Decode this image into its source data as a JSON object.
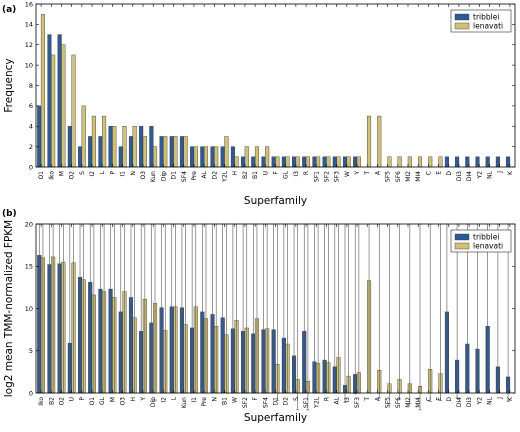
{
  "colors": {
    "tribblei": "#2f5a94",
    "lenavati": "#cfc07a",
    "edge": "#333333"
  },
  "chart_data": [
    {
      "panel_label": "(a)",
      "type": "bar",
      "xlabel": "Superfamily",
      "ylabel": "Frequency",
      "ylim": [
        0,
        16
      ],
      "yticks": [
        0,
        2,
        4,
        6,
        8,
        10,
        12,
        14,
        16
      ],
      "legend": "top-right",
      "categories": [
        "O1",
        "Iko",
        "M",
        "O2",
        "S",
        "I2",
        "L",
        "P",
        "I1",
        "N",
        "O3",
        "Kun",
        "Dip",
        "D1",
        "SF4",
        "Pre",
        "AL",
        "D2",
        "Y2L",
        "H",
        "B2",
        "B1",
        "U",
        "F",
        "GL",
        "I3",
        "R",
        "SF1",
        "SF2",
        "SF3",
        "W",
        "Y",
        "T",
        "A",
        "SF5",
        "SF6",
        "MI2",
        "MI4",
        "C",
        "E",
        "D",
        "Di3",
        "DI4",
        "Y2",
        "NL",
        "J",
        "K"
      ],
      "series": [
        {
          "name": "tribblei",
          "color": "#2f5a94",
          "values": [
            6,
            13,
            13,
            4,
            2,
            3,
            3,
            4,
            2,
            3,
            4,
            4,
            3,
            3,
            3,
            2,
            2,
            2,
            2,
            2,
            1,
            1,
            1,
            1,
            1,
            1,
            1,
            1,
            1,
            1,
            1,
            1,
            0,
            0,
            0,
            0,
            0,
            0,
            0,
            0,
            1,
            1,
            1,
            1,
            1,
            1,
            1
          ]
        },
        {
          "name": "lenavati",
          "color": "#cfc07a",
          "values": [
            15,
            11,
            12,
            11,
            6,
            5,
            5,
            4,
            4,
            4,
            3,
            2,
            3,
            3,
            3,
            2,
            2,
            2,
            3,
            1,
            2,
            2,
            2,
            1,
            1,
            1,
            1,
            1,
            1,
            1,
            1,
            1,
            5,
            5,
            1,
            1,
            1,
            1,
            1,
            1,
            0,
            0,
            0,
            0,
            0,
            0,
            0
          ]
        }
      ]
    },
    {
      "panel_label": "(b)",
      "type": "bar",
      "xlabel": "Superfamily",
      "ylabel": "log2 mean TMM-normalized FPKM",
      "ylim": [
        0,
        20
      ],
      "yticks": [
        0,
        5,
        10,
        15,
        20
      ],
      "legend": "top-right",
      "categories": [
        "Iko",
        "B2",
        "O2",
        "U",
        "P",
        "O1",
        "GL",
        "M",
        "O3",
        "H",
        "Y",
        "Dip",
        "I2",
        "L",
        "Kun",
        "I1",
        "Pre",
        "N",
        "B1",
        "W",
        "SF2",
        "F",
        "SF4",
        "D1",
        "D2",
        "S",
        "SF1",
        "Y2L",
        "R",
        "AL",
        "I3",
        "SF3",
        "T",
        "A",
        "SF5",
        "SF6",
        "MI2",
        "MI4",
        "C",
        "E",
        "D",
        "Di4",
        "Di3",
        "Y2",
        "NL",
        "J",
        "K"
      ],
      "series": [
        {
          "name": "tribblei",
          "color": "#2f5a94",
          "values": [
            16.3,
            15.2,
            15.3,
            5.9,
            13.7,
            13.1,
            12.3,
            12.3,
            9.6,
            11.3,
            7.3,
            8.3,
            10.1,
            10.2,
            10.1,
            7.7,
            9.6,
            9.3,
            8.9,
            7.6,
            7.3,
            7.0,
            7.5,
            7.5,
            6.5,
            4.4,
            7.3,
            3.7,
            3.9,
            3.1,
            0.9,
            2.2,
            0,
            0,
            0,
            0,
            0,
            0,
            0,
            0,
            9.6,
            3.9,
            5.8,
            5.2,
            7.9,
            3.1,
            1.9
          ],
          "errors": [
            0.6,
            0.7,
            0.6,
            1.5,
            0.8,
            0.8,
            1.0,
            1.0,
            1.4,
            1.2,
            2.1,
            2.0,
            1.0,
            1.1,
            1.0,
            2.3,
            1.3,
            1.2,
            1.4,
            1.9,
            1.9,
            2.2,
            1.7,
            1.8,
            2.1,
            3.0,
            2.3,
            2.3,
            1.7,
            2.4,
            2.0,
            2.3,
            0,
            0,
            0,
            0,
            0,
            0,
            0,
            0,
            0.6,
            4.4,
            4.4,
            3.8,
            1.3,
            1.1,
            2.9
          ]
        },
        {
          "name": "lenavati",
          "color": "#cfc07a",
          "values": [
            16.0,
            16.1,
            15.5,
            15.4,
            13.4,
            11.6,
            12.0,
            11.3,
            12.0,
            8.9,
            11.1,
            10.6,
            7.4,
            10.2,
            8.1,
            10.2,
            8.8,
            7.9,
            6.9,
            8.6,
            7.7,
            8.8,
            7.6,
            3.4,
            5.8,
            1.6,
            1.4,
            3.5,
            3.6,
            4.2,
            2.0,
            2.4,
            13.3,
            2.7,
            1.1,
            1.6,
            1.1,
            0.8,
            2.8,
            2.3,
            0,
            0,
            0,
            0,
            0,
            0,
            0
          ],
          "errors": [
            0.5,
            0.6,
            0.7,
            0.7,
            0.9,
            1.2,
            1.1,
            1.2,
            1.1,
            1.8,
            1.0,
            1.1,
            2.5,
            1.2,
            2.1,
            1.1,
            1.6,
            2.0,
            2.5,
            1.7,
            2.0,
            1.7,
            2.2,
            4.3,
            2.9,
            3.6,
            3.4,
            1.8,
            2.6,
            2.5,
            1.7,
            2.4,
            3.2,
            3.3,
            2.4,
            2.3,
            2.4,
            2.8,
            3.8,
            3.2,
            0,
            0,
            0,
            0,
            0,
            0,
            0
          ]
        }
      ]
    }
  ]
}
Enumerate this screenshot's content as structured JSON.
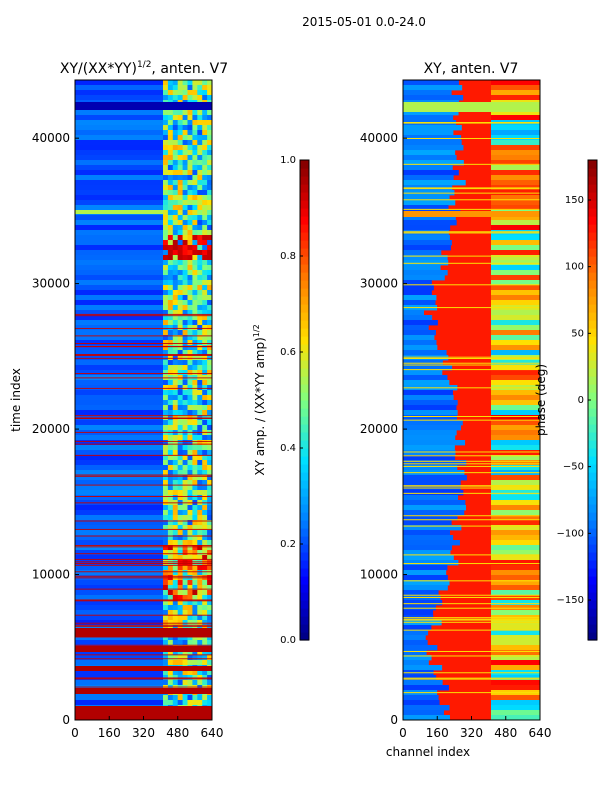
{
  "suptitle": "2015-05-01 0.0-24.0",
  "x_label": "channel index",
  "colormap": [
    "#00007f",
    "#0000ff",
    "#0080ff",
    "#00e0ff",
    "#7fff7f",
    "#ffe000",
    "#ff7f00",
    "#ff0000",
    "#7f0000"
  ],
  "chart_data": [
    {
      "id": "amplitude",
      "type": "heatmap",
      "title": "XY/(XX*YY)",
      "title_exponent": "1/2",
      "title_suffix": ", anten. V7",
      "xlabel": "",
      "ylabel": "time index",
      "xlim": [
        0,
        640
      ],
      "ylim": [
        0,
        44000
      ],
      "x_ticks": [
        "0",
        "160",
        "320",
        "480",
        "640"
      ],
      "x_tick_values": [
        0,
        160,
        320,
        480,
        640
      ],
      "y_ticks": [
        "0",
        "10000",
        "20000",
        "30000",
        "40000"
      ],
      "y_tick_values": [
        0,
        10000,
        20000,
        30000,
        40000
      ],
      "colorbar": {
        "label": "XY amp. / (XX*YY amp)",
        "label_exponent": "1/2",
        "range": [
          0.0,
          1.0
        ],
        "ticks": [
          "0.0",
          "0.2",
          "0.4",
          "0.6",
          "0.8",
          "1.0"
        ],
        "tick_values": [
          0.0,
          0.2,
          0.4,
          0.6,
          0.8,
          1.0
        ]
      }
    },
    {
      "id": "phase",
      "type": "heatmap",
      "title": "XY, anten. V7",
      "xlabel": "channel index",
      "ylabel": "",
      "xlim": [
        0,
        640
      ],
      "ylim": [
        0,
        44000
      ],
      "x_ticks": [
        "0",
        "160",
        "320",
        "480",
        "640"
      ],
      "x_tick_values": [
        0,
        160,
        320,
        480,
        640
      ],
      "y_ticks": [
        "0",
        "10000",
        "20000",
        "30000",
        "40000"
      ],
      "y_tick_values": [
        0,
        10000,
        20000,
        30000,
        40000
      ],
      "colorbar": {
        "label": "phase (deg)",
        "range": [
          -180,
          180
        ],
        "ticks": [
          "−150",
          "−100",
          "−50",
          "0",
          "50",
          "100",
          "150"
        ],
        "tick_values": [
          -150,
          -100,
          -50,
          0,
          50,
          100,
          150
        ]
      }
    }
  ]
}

----

▶ **Your objective**
Identify every line holding the word "channel" and copy it out.

▶ **Result for this task**
  "x_label": "channel index",
      "xlabel": "channel index",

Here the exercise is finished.